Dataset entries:
================================

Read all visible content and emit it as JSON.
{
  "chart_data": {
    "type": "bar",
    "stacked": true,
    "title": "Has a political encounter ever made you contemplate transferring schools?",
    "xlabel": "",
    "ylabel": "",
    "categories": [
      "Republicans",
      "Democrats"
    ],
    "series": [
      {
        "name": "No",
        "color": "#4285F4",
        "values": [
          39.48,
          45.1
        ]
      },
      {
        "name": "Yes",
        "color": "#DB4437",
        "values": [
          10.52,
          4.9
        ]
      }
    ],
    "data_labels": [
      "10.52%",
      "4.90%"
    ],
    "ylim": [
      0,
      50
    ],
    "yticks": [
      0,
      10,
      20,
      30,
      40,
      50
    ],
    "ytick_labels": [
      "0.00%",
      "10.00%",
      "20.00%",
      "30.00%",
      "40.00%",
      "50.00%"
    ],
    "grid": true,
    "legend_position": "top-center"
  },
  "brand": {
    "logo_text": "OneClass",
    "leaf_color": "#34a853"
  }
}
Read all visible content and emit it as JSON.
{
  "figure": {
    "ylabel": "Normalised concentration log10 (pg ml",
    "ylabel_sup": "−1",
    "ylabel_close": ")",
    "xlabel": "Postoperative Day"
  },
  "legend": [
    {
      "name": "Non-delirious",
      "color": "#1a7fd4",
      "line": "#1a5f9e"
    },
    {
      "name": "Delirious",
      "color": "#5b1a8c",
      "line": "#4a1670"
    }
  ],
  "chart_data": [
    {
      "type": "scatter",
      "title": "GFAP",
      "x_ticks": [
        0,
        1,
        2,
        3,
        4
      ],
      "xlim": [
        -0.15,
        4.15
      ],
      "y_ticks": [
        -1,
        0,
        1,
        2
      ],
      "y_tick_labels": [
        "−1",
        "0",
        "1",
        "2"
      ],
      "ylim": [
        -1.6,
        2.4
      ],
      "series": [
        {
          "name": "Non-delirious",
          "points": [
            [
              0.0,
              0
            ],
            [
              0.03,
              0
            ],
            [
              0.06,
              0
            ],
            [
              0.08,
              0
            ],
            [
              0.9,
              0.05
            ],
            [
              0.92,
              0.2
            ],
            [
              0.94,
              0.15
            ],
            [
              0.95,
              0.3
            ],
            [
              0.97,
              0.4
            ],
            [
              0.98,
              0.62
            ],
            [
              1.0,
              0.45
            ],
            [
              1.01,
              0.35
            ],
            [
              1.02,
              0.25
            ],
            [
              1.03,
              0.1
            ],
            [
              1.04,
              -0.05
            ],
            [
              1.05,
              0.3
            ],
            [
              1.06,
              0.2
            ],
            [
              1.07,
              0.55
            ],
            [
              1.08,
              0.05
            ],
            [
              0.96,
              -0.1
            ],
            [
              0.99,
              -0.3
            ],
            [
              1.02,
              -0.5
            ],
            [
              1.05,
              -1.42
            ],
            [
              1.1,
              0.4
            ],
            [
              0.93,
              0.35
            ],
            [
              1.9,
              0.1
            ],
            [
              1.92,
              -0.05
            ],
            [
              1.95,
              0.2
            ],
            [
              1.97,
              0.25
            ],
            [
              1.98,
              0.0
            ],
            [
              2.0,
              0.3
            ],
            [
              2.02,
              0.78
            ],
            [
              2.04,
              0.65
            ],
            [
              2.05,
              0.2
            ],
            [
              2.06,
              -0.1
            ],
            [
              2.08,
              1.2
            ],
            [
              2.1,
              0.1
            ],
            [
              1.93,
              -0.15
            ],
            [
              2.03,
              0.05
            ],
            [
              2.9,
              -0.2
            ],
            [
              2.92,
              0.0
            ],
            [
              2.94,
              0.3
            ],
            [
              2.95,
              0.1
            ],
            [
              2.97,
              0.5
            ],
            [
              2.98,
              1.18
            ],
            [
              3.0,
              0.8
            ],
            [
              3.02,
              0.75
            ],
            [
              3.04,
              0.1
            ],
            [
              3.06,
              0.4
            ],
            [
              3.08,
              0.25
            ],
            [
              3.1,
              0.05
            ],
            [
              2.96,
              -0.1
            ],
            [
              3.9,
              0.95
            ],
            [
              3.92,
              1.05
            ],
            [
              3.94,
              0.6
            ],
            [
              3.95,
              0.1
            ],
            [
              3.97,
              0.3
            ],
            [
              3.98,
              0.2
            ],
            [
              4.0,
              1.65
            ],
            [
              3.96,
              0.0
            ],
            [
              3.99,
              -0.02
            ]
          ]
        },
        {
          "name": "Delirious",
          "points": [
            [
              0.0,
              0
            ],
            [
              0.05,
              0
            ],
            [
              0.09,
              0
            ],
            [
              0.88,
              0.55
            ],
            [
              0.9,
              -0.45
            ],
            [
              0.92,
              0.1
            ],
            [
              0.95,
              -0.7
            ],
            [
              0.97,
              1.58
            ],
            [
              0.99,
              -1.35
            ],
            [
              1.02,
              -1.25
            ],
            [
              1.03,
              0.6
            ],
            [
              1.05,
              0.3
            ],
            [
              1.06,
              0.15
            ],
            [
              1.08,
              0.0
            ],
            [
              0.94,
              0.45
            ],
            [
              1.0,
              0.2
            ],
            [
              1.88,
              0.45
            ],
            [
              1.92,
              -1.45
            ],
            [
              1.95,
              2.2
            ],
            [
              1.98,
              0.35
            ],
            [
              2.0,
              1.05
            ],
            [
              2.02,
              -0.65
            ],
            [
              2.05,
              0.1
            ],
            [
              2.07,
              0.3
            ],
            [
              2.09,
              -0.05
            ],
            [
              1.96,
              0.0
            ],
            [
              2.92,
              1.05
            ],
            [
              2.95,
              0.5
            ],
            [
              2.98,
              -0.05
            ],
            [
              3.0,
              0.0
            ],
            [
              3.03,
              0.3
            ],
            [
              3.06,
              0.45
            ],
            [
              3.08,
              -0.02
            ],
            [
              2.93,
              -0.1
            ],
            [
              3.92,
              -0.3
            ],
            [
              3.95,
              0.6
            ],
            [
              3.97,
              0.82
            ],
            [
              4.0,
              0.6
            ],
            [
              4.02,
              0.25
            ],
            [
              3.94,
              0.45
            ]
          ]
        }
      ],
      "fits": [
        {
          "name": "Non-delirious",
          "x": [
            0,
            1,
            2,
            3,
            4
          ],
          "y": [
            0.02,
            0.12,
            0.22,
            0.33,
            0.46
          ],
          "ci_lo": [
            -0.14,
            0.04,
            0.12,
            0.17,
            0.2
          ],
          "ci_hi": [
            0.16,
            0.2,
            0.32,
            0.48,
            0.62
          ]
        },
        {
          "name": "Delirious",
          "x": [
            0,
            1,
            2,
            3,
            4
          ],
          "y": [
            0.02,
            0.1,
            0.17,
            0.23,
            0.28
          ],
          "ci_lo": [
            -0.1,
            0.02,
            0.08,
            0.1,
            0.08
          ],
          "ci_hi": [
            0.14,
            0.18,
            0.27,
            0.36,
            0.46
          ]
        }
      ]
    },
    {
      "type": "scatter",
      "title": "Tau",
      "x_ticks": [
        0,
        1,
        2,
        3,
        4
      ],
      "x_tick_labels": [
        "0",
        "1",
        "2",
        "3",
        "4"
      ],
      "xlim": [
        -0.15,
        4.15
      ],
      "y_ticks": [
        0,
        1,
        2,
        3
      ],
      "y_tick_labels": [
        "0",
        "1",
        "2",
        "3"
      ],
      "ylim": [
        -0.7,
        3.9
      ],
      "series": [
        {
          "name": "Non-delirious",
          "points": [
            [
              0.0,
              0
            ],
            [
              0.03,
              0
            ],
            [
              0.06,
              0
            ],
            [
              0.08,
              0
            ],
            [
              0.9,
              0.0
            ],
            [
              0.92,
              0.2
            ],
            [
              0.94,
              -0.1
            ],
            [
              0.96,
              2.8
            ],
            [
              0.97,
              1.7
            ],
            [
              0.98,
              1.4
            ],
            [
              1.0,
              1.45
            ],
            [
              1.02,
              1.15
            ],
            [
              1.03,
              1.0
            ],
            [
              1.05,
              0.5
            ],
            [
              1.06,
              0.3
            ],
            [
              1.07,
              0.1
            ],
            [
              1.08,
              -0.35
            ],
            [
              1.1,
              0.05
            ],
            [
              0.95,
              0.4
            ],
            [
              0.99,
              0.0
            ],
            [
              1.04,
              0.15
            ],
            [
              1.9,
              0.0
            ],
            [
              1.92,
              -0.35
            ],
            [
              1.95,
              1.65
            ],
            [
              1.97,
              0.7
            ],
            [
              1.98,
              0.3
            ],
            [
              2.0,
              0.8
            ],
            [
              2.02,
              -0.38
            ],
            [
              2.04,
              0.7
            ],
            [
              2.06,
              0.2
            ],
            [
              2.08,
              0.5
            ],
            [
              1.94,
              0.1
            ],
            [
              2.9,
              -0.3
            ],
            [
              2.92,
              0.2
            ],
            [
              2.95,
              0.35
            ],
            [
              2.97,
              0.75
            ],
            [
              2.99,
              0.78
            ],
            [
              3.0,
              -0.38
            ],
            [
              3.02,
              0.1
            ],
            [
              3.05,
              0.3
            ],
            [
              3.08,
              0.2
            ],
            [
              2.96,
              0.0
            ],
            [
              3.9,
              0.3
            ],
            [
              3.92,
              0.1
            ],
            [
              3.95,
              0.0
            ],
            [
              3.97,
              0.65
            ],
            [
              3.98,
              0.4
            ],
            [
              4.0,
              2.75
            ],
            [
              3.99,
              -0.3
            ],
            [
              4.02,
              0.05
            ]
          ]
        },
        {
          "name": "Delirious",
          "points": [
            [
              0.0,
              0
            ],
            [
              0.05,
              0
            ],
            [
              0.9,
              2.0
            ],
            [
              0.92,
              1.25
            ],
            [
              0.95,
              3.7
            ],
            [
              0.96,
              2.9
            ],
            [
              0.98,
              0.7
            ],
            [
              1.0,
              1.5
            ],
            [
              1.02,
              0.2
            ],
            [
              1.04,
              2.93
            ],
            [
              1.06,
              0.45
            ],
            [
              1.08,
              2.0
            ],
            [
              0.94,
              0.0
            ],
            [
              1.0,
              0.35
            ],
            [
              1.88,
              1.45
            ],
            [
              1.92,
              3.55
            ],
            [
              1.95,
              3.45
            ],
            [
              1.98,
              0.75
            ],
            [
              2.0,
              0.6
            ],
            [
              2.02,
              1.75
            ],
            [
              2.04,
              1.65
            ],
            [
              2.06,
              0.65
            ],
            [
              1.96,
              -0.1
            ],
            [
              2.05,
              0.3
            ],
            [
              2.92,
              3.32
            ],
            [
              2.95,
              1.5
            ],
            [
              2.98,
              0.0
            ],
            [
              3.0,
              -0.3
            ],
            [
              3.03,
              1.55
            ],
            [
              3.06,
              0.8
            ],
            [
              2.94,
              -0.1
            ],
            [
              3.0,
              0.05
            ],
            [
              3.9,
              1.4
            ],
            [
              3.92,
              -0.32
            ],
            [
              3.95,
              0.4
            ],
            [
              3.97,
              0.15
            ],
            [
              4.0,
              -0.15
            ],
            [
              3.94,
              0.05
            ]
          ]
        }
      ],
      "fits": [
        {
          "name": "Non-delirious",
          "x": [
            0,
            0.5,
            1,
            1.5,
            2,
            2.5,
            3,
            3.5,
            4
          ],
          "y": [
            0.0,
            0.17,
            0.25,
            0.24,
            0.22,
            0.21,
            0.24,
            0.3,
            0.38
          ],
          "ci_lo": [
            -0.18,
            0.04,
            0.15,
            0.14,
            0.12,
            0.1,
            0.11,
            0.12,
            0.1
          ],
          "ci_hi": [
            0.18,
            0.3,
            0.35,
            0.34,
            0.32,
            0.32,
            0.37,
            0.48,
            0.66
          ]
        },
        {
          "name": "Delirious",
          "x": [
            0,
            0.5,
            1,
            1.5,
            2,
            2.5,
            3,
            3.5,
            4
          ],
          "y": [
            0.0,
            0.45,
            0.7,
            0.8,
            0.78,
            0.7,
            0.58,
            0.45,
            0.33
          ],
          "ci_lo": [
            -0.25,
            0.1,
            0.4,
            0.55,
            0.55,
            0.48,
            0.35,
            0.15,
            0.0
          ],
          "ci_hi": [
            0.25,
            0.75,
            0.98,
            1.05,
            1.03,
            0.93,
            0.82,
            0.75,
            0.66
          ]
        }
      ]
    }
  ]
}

================================

_The problem_: Copy all lines from the material that contain "title".

_The result_:
    "title": "Has a political encounter ever made you contemplate transferring schools?",
      "title": "GFAP",
      "title": "Tau",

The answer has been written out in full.